(Region annotation records)

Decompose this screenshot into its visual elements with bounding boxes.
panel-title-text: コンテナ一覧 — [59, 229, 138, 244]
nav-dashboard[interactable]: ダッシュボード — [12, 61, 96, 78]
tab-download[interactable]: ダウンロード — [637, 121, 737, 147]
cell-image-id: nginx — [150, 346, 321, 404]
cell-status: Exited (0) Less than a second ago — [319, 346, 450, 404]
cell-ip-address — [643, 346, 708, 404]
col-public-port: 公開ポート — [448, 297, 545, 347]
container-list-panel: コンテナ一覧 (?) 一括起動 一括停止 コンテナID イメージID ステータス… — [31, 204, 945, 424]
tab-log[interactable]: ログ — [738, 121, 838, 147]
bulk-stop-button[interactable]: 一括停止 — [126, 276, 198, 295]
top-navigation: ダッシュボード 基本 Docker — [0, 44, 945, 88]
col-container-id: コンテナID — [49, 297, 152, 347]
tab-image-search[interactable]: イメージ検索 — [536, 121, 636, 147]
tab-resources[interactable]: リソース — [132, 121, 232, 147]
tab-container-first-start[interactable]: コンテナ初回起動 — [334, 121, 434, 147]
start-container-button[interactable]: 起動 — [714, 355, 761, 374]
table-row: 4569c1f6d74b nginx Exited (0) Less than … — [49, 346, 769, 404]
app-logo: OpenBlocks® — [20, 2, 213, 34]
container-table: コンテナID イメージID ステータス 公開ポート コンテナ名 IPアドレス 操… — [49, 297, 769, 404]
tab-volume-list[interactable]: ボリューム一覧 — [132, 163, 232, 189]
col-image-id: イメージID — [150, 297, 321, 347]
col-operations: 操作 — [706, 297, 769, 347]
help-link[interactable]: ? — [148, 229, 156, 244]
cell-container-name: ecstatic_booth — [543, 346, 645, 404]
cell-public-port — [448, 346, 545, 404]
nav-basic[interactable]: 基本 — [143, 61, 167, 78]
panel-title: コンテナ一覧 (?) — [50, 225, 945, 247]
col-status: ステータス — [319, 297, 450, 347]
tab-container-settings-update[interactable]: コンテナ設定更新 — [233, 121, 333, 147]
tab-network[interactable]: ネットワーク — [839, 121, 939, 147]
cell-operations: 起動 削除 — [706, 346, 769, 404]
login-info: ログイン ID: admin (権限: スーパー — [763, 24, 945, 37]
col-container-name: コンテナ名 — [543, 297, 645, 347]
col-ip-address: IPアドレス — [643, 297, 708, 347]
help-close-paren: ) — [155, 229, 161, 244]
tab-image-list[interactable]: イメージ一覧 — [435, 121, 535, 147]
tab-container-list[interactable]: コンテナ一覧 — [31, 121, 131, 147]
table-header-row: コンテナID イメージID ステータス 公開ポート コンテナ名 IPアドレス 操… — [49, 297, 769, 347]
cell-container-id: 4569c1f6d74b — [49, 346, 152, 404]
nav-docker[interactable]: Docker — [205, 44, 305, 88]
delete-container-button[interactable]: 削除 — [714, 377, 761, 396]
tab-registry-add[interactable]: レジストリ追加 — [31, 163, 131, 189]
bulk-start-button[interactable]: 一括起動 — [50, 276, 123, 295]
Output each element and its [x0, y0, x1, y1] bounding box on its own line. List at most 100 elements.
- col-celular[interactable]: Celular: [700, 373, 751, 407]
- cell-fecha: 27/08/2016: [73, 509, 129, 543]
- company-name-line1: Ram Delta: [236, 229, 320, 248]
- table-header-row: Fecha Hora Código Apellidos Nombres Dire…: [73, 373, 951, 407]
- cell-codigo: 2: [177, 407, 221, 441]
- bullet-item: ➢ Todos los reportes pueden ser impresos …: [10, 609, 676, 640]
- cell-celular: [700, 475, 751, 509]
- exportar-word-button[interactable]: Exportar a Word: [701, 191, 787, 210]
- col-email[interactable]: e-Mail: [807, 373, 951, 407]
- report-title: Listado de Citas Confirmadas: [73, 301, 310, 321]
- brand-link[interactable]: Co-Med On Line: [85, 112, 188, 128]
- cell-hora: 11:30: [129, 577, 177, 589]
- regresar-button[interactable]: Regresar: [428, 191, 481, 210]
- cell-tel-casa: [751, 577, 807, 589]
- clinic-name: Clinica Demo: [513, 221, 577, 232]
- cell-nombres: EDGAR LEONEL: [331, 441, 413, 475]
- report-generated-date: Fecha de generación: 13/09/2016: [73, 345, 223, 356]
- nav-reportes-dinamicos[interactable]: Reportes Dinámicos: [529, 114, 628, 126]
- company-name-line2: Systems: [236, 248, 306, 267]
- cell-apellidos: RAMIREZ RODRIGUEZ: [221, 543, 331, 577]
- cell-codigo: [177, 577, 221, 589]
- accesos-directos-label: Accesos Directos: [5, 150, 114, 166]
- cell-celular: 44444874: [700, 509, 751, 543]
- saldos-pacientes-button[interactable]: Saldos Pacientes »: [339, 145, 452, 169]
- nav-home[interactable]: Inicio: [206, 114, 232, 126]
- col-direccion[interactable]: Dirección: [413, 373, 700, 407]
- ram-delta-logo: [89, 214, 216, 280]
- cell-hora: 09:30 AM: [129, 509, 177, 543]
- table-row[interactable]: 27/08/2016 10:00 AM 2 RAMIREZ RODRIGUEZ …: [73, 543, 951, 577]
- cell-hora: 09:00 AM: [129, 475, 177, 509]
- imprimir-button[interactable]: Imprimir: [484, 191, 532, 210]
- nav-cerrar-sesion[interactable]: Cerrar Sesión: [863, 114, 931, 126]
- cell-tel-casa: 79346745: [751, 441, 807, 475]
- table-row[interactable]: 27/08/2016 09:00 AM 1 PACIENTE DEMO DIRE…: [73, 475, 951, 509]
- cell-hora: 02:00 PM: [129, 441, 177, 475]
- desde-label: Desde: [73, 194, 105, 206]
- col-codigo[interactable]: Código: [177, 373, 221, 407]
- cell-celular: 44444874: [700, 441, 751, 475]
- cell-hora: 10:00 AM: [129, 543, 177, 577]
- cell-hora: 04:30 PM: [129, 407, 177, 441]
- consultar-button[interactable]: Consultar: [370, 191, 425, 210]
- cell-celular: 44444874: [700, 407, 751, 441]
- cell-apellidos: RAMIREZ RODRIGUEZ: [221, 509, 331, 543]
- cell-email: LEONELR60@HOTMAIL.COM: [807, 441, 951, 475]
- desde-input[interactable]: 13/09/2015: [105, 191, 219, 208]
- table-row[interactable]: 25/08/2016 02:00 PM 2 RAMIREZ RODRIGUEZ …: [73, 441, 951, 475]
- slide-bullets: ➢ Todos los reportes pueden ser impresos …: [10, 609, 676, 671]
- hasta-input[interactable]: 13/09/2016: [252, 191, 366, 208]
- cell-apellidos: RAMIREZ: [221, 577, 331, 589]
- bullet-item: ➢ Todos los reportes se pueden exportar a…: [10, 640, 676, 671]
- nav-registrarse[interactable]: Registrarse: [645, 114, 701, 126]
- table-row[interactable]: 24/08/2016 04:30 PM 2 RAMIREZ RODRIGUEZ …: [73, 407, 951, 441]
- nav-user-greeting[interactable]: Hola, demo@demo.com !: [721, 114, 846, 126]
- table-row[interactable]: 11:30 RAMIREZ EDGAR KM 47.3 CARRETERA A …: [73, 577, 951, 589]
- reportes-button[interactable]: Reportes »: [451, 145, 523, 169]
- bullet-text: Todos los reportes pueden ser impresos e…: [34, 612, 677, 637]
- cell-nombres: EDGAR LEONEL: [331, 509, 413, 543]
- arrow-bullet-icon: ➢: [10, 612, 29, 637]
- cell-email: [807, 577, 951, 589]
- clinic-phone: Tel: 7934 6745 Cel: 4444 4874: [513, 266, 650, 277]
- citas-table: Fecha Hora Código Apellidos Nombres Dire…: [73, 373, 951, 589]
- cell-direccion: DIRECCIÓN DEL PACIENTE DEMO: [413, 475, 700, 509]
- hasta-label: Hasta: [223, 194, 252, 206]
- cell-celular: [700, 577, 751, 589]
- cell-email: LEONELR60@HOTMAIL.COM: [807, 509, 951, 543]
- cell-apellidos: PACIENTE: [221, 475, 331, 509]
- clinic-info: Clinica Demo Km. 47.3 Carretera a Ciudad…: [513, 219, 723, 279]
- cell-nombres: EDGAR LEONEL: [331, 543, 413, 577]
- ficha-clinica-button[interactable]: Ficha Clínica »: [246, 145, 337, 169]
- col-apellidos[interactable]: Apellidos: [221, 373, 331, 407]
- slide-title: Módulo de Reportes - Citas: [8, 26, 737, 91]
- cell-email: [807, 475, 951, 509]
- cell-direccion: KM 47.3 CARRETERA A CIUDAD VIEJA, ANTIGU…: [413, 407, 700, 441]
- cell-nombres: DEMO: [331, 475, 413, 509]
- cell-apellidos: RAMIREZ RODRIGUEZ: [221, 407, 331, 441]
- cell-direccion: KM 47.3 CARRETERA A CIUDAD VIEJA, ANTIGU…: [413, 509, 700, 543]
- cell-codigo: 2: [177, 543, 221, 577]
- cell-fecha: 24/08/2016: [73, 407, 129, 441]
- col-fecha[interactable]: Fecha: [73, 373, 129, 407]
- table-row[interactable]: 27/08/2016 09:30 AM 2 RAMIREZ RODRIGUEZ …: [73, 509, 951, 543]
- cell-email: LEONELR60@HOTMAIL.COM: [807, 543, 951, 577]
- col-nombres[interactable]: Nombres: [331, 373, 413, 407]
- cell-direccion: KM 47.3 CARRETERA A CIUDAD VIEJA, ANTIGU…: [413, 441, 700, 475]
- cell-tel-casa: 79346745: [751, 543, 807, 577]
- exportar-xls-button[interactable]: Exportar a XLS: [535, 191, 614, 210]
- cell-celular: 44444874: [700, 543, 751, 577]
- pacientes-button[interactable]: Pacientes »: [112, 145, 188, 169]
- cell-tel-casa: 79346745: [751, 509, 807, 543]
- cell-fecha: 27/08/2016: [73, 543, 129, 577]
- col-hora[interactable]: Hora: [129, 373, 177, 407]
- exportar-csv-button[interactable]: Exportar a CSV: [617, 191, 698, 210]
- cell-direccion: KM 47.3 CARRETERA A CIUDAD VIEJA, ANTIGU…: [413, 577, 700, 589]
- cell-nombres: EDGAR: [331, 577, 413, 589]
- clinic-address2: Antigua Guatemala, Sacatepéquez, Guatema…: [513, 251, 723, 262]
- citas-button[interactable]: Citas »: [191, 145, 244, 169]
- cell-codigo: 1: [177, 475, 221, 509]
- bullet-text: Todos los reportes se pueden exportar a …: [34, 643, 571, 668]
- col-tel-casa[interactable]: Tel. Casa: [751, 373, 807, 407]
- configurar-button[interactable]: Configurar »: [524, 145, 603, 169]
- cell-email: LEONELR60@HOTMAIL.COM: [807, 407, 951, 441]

» **Instructions for the task**:
Repeat verbatim every line from the beginning of the items above through the line containing "tab-container-first-start[interactable]: コンテナ初回起動 —", including both of those lines.

» **Exercise response**:
Decompose this screenshot into its visual elements with bounding boxes.
panel-title-text: コンテナ一覧 — [59, 229, 138, 244]
nav-dashboard[interactable]: ダッシュボード — [12, 61, 96, 78]
tab-download[interactable]: ダウンロード — [637, 121, 737, 147]
cell-image-id: nginx — [150, 346, 321, 404]
cell-status: Exited (0) Less than a second ago — [319, 346, 450, 404]
cell-ip-address — [643, 346, 708, 404]
col-public-port: 公開ポート — [448, 297, 545, 347]
container-list-panel: コンテナ一覧 (?) 一括起動 一括停止 コンテナID イメージID ステータス… — [31, 204, 945, 424]
tab-log[interactable]: ログ — [738, 121, 838, 147]
bulk-stop-button[interactable]: 一括停止 — [126, 276, 198, 295]
top-navigation: ダッシュボード 基本 Docker — [0, 44, 945, 88]
col-container-id: コンテナID — [49, 297, 152, 347]
tab-image-search[interactable]: イメージ検索 — [536, 121, 636, 147]
tab-resources[interactable]: リソース — [132, 121, 232, 147]
tab-container-first-start[interactable]: コンテナ初回起動 — [334, 121, 434, 147]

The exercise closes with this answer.